== RAW RECORDS ==
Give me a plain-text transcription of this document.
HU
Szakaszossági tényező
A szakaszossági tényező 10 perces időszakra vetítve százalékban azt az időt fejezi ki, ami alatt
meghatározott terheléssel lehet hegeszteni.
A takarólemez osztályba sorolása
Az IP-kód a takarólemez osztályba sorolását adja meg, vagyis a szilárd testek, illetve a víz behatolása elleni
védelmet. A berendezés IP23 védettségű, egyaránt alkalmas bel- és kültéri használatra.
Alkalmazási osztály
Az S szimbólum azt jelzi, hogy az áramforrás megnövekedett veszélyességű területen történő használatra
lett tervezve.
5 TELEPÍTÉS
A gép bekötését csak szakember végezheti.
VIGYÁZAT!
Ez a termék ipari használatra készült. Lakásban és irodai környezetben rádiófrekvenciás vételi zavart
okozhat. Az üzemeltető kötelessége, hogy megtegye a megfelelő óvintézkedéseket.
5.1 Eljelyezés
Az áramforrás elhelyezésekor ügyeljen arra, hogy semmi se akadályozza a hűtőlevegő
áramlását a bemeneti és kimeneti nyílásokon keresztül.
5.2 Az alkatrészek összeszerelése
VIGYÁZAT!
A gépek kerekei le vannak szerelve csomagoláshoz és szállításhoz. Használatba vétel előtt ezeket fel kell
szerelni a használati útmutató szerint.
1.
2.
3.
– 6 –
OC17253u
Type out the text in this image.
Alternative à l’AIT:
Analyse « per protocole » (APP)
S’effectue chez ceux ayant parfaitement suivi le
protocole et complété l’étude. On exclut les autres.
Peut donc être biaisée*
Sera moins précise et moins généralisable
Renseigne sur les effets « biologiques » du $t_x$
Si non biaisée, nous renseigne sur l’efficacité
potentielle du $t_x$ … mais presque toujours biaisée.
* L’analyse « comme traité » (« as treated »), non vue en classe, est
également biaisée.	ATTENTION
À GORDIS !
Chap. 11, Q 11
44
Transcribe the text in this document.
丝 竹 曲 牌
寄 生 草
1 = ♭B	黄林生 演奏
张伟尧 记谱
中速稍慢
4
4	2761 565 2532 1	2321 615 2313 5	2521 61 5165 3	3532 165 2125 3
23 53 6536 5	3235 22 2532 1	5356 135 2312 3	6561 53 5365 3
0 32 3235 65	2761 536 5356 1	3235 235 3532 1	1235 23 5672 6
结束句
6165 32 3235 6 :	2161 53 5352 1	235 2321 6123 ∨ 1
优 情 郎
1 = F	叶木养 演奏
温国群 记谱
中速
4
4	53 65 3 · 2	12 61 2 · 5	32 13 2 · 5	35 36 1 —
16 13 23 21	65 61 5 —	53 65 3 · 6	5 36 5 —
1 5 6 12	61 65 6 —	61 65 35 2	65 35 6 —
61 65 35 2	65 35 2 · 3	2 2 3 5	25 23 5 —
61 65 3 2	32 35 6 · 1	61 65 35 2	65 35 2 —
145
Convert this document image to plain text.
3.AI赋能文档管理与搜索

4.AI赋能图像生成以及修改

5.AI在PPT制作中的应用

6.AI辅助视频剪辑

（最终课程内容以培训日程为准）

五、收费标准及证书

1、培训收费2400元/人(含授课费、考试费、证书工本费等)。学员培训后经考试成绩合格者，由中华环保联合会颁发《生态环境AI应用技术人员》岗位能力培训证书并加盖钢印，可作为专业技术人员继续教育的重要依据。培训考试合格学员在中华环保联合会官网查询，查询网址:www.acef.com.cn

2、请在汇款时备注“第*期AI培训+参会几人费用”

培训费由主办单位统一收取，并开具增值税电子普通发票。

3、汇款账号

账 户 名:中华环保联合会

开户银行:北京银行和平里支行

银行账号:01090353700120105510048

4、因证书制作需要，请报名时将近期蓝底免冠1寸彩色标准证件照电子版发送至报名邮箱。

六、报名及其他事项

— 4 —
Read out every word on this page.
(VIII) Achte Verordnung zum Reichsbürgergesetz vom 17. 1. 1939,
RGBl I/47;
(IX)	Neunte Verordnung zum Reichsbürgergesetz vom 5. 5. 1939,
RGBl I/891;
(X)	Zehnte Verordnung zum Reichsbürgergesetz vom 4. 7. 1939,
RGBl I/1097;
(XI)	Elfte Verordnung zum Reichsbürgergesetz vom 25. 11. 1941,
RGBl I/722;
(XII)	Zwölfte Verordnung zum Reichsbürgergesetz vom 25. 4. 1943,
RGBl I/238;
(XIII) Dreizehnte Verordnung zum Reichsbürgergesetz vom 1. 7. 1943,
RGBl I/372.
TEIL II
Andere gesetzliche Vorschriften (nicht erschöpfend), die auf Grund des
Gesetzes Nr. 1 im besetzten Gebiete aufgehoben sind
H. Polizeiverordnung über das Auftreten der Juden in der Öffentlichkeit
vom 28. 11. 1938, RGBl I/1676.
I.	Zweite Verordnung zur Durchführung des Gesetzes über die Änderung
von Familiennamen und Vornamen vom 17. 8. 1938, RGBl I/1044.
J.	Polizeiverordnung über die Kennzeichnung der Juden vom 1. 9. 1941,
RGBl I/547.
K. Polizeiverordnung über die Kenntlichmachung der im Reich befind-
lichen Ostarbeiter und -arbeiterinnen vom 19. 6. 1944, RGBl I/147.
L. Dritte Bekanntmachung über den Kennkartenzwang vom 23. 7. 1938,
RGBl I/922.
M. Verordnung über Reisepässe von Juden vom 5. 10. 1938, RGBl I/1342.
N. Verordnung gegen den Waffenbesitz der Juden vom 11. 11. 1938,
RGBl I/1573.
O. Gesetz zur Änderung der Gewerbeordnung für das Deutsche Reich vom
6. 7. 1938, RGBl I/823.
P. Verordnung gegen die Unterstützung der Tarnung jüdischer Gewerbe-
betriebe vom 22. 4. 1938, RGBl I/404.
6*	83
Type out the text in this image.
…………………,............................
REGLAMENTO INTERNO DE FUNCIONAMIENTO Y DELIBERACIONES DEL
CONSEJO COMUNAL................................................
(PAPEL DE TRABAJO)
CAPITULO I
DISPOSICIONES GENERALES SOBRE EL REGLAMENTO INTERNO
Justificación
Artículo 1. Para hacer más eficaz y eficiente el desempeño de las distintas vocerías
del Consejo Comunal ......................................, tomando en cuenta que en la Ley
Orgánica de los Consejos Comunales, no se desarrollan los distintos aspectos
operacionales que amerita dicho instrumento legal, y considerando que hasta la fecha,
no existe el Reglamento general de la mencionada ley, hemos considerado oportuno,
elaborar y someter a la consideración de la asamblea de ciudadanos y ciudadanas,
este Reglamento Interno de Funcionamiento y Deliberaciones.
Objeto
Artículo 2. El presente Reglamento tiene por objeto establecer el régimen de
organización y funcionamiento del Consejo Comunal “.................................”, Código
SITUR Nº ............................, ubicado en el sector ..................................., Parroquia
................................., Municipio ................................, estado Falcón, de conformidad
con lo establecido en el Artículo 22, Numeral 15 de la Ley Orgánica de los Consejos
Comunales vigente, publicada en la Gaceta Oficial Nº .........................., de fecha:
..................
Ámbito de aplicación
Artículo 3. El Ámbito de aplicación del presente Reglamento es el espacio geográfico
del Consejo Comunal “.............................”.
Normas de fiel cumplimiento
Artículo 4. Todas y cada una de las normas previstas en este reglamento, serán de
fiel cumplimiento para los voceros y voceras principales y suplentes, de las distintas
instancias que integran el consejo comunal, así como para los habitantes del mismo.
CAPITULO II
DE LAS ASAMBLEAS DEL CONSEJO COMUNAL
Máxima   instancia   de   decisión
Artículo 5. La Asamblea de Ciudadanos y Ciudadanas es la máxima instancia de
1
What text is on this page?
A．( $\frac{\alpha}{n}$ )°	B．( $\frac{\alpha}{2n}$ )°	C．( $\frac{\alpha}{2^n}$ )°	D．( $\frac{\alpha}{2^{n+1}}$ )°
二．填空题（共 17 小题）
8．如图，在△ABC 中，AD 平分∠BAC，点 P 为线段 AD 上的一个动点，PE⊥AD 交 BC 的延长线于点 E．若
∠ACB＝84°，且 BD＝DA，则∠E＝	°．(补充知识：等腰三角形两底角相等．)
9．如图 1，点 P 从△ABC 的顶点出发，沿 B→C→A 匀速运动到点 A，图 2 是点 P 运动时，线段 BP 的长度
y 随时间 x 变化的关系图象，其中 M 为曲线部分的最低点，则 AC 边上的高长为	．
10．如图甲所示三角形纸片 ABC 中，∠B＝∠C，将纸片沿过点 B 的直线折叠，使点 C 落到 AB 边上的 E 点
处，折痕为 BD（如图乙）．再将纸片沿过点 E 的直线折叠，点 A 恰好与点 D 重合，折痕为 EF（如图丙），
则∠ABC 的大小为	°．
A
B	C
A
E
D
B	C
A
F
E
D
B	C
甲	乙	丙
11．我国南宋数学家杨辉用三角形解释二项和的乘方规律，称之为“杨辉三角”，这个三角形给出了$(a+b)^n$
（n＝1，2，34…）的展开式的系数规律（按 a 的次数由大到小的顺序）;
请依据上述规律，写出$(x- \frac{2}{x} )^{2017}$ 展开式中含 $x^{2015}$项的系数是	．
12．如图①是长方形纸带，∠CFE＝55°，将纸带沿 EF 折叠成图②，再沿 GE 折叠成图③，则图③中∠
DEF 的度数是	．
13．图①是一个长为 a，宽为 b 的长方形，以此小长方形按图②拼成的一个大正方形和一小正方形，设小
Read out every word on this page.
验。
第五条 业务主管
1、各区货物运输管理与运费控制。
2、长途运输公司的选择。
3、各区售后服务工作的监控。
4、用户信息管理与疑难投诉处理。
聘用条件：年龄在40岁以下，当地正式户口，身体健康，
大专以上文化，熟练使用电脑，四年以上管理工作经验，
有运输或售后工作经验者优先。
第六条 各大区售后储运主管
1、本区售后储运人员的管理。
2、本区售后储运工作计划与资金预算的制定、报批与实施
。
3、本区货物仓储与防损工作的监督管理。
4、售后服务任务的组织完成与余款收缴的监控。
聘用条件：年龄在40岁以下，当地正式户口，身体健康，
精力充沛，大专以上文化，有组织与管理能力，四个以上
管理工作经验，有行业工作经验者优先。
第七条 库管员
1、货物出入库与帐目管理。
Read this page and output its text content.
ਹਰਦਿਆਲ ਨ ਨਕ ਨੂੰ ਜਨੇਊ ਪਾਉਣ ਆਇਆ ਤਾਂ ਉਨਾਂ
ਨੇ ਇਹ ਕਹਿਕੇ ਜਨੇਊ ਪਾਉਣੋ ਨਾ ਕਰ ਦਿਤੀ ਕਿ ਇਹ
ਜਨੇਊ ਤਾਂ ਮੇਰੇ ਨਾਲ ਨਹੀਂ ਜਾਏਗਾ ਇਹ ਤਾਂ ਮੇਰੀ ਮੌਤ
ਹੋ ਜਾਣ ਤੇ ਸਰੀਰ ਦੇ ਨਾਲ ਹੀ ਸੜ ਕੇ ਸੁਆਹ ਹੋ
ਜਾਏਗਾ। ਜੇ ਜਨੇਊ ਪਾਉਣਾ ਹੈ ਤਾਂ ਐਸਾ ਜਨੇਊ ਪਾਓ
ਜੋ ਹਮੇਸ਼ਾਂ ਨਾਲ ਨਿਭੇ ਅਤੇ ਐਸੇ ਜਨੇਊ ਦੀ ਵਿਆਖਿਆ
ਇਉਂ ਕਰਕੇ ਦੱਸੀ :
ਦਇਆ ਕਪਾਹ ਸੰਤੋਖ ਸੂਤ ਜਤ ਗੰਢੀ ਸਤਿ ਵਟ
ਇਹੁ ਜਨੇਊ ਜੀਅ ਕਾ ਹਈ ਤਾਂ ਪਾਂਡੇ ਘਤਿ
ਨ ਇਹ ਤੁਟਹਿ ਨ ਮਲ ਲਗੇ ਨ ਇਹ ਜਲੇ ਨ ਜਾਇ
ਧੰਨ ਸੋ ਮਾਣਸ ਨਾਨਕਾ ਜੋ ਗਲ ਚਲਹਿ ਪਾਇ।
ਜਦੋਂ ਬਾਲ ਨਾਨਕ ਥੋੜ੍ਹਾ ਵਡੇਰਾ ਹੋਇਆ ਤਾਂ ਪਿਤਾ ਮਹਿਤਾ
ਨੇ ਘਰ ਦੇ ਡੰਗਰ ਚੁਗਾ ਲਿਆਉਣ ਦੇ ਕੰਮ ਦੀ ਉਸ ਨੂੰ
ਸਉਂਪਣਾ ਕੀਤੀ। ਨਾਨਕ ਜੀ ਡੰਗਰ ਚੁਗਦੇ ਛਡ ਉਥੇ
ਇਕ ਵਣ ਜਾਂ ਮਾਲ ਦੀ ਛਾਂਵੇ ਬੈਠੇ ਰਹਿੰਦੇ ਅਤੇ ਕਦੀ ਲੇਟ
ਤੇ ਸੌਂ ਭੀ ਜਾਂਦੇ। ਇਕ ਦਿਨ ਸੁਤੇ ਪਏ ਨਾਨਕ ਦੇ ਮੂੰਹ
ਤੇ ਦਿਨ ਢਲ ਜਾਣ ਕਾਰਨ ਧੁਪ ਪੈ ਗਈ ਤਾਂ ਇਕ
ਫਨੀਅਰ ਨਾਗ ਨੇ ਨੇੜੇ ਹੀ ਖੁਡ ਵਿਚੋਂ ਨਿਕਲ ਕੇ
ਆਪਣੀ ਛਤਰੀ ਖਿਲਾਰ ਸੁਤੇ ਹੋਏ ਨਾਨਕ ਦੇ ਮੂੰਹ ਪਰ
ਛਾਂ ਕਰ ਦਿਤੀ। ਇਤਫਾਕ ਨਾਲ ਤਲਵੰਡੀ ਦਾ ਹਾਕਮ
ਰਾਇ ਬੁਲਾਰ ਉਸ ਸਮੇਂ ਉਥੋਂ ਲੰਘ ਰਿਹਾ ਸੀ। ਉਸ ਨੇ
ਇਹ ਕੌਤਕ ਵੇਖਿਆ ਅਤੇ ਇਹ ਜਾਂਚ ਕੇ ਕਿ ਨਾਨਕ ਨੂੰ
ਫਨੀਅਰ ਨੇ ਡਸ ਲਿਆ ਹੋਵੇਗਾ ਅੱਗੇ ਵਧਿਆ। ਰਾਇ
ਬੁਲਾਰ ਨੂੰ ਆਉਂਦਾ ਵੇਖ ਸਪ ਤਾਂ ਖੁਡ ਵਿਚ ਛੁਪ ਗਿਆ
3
===
-- WRITTEN EXERCISE --
From the listing, copy every line where the string "Gesetzes" appears.

-- SOLVED PROBLEM --
Gesetzes Nr. 1 im besetzten Gebiete aufgehoben sind
I.	Zweite Verordnung zur Durchführung des Gesetzes über die Änderung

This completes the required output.